* STATED TASK
Can you restate the records below word for word?
>> Start RECORDS SHOWN
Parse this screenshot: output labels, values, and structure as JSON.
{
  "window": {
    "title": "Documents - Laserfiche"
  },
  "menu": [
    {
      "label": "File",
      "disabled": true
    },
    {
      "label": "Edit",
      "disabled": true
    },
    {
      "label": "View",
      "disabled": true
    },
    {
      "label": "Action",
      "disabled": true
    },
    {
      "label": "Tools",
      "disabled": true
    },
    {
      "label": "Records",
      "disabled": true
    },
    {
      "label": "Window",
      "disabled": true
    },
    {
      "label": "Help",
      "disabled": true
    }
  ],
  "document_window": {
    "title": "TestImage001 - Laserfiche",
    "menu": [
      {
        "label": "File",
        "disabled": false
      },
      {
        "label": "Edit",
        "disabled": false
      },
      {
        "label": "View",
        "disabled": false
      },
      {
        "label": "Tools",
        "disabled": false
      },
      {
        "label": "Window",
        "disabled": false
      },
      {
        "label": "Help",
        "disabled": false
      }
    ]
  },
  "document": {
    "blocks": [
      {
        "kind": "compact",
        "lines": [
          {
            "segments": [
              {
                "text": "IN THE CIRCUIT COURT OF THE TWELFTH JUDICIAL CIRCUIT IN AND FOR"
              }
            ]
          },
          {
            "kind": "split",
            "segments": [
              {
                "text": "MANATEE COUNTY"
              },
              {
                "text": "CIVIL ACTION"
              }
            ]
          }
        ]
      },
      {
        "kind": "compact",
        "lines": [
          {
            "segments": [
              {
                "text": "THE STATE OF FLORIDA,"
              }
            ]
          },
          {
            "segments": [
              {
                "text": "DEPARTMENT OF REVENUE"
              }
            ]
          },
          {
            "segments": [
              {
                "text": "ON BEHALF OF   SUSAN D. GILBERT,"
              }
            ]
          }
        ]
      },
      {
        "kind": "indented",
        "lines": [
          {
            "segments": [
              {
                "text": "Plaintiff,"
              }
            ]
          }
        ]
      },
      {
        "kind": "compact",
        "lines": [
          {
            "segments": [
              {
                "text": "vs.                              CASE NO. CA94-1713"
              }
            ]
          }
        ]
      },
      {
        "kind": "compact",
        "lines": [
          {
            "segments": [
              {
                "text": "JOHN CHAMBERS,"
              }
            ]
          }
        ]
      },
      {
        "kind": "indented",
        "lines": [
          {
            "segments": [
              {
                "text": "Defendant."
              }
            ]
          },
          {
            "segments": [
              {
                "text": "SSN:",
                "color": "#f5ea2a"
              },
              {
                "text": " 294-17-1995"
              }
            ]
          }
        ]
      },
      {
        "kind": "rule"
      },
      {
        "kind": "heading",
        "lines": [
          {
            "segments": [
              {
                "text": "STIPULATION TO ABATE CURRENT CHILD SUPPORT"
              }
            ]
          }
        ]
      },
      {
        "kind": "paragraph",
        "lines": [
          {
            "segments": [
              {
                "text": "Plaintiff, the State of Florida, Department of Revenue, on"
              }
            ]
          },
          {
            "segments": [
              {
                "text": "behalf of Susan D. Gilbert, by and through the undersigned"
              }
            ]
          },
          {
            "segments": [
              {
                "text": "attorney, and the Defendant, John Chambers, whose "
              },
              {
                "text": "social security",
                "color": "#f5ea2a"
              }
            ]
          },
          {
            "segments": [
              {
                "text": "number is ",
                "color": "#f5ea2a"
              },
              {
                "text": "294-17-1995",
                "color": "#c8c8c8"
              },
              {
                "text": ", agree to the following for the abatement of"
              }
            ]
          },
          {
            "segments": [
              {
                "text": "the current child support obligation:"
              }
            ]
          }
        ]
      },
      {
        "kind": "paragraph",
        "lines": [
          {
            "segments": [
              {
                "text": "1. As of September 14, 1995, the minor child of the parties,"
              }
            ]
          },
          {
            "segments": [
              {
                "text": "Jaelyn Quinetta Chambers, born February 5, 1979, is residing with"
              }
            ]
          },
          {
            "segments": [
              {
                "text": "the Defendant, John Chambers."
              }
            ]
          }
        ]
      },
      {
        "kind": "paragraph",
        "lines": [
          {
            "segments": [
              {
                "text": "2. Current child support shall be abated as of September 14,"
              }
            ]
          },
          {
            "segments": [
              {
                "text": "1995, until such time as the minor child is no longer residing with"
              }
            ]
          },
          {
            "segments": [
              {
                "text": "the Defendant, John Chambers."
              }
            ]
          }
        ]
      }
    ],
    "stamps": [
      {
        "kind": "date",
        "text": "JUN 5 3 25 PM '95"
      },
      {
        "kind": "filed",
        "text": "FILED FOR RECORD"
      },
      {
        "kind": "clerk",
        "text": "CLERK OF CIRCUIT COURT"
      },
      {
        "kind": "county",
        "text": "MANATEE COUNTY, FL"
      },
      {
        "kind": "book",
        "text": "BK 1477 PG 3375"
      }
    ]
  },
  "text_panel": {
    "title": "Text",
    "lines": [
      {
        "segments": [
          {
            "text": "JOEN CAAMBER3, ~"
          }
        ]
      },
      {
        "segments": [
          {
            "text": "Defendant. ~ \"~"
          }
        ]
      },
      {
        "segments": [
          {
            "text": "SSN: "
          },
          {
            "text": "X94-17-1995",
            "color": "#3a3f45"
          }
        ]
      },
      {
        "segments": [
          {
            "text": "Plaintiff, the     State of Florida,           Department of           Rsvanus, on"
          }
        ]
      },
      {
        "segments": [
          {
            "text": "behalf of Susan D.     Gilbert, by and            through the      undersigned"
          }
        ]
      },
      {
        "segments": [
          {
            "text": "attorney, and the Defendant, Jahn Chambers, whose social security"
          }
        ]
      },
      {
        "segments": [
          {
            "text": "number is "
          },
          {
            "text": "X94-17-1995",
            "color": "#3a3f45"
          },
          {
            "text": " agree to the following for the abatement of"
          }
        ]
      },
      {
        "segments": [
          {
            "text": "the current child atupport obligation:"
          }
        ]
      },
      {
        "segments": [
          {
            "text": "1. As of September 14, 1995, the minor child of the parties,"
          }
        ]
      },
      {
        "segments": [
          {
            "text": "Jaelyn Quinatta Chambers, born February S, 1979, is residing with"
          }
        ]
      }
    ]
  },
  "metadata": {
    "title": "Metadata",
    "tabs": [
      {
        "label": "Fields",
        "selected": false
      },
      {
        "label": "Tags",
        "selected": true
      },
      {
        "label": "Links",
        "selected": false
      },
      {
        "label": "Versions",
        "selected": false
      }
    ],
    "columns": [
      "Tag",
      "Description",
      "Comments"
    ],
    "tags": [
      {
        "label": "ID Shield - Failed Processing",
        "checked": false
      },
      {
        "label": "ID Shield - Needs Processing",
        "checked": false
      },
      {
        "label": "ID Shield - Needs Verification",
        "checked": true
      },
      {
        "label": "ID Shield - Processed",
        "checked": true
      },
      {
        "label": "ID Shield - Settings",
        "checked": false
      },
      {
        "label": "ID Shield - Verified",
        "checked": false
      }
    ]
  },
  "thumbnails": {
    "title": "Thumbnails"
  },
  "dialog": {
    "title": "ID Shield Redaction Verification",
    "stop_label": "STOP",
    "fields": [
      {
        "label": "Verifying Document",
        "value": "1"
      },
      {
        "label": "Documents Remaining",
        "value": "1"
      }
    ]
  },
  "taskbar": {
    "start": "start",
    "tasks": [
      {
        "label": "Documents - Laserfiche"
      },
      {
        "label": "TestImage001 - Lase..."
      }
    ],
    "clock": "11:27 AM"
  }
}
>> End RECORDS SHOWN
* REPLY TO THE EXERCISE
Parse this screenshot: output labels, values, and structure as JSON.
{
  "window": {
    "title": "Documents - Laserfiche"
  },
  "menu": [
    {
      "label": "File",
      "disabled": true
    },
    {
      "label": "Edit",
      "disabled": true
    },
    {
      "label": "View",
      "disabled": true
    },
    {
      "label": "Action",
      "disabled": true
    },
    {
      "label": "Tools",
      "disabled": true
    },
    {
      "label": "Records",
      "disabled": true
    },
    {
      "label": "Window",
      "disabled": true
    },
    {
      "label": "Help",
      "disabled": true
    }
  ],
  "document_window": {
    "title": "TestImage001 - Laserfiche",
    "menu": [
      {
        "label": "File",
        "disabled": false
      },
      {
        "label": "Edit",
        "disabled": false
      },
      {
        "label": "View",
        "disabled": false
      },
      {
        "label": "Tools",
        "disabled": false
      },
      {
        "label": "Window",
        "disabled": false
      },
      {
        "label": "Help",
        "disabled": false
      }
    ]
  },
  "document": {
    "blocks": [
      {
        "kind": "compact",
        "lines": [
          {
            "segments": [
              {
                "text": "IN THE CIRCUIT COURT OF THE TWELFTH JUDICIAL CIRCUIT IN AND FOR"
              }
            ]
          },
          {
            "kind": "split",
            "segments": [
              {
                "text": "MANATEE COUNTY"
              },
              {
                "text": "CIVIL ACTION"
              }
            ]
          }
        ]
      },
      {
        "kind": "compact",
        "lines": [
          {
            "segments": [
              {
                "text": "THE STATE OF FLORIDA,"
              }
            ]
          },
          {
            "segments": [
              {
                "text": "DEPARTMENT OF REVENUE"
              }
            ]
          },
          {
            "segments": [
              {
                "text": "ON BEHALF OF   SUSAN D. GILBERT,"
              }
            ]
          }
        ]
      },
      {
        "kind": "indented",
        "lines": [
          {
            "segments": [
              {
                "text": "Plaintiff,"
              }
            ]
          }
        ]
      },
      {
        "kind": "compact",
        "lines": [
          {
            "segments": [
              {
                "text": "vs.                              CASE NO. CA94-1713"
              }
            ]
          }
        ]
      },
      {
        "kind": "compact",
        "lines": [
          {
            "segments": [
              {
                "text": "JOHN CHAMBERS,"
              }
            ]
          }
        ]
      },
      {
        "kind": "indented",
        "lines": [
          {
            "segments": [
              {
                "text": "Defendant."
              }
            ]
          },
          {
            "segments": [
              {
                "text": "SSN:",
                "color": "#f5ea2a"
              },
              {
                "text": " 294-17-1995"
              }
            ]
          }
        ]
      },
      {
        "kind": "rule"
      },
      {
        "kind": "heading",
        "lines": [
          {
            "segments": [
              {
                "text": "STIPULATION TO ABATE CURRENT CHILD SUPPORT"
              }
            ]
          }
        ]
      },
      {
        "kind": "paragraph",
        "lines": [
          {
            "segments": [
              {
                "text": "Plaintiff, the State of Florida, Department of Revenue, on"
              }
            ]
          },
          {
            "segments": [
              {
                "text": "behalf of Susan D. Gilbert, by and through the undersigned"
              }
            ]
          },
          {
            "segments": [
              {
                "text": "attorney, and the Defendant, John Chambers, whose "
              },
              {
                "text": "social security",
                "color": "#f5ea2a"
              }
            ]
          },
          {
            "segments": [
              {
                "text": "number is ",
                "color": "#f5ea2a"
              },
              {
                "text": "294-17-1995",
                "color": "#c8c8c8"
              },
              {
                "text": ", agree to the following for the abatement of"
              }
            ]
          },
          {
            "segments": [
              {
                "text": "the current child support obligation:"
              }
            ]
          }
        ]
      },
      {
        "kind": "paragraph",
        "lines": [
          {
            "segments": [
              {
                "text": "1. As of September 14, 1995, the minor child of the parties,"
              }
            ]
          },
          {
            "segments": [
              {
                "text": "Jaelyn Quinetta Chambers, born February 5, 1979, is residing with"
              }
            ]
          },
          {
            "segments": [
              {
                "text": "the Defendant, John Chambers."
              }
            ]
          }
        ]
      },
      {
        "kind": "paragraph",
        "lines": [
          {
            "segments": [
              {
                "text": "2. Current child support shall be abated as of September 14,"
              }
            ]
          },
          {
            "segments": [
              {
                "text": "1995, until such time as the minor child is no longer residing with"
              }
            ]
          },
          {
            "segments": [
              {
                "text": "the Defendant, John Chambers."
              }
            ]
          }
        ]
      }
    ],
    "stamps": [
      {
        "kind": "date",
        "text": "JUN 5 3 25 PM '95"
      },
      {
        "kind": "filed",
        "text": "FILED FOR RECORD"
      },
      {
        "kind": "clerk",
        "text": "CLERK OF CIRCUIT COURT"
      },
      {
        "kind": "county",
        "text": "MANATEE COUNTY, FL"
      },
      {
        "kind": "book",
        "text": "BK 1477 PG 3375"
      }
    ]
  },
  "text_panel": {
    "title": "Text",
    "lines": [
      {
        "segments": [
          {
            "text": "JOEN CAAMBER3, ~"
          }
        ]
      },
      {
        "segments": [
          {
            "text": "Defendant. ~ \"~"
          }
        ]
      },
      {
        "segments": [
          {
            "text": "SSN: "
          },
          {
            "text": "X94-17-1995",
            "color": "#3a3f45"
          }
        ]
      },
      {
        "segments": [
          {
            "text": "Plaintiff, the     State of Florida,           Department of           Rsvanus, on"
          }
        ]
      },
      {
        "segments": [
          {
            "text": "behalf of Susan D.     Gilbert, by and            through the      undersigned"
          }
        ]
      },
      {
        "segments": [
          {
            "text": "attorney, and the Defendant, Jahn Chambers, whose social security"
          }
        ]
      },
      {
        "segments": [
          {
            "text": "number is "
          },
          {
            "text": "X94-17-1995",
            "color": "#3a3f45"
          },
          {
            "text": " agree to the following for the abatement of"
          }
        ]
      },
      {
        "segments": [
          {
            "text": "the current child atupport obligation:"
          }
        ]
      },
      {
        "segments": [
          {
            "text": "1. As of September 14, 1995, the minor child of the parties,"
          }
        ]
      },
      {
        "segments": [
          {
            "text": "Jaelyn Quinatta Chambers, born February S, 1979, is residing with"
          }
        ]
      }
    ]
  },
  "metadata": {
    "title": "Metadata",
    "tabs": [
      {
        "label": "Fields",
        "selected": false
      },
      {
        "label": "Tags",
        "selected": true
      },
      {
        "label": "Links",
        "selected": false
      },
      {
        "label": "Versions",
        "selected": false
      }
    ],
    "columns": [
      "Tag",
      "Description",
      "Comments"
    ],
    "tags": [
      {
        "label": "ID Shield - Failed Processing",
        "checked": false
      },
      {
        "label": "ID Shield - Needs Processing",
        "checked": false
      },
      {
        "label": "ID Shield - Needs Verification",
        "checked": true
      },
      {
        "label": "ID Shield - Processed",
        "checked": true
      },
      {
        "label": "ID Shield - Settings",
        "checked": false
      },
      {
        "label": "ID Shield - Verified",
        "checked": false
      }
    ]
  },
  "thumbnails": {
    "title": "Thumbnails"
  },
  "dialog": {
    "title": "ID Shield Redaction Verification",
    "stop_label": "STOP",
    "fields": [
      {
        "label": "Verifying Document",
        "value": "1"
      },
      {
        "label": "Documents Remaining",
        "value": "1"
      }
    ]
  },
  "taskbar": {
    "start": "start",
    "tasks": [
      {
        "label": "Documents - Laserfiche"
      },
      {
        "label": "TestImage001 - Lase..."
      }
    ],
    "clock": "11:27 AM"
  }
}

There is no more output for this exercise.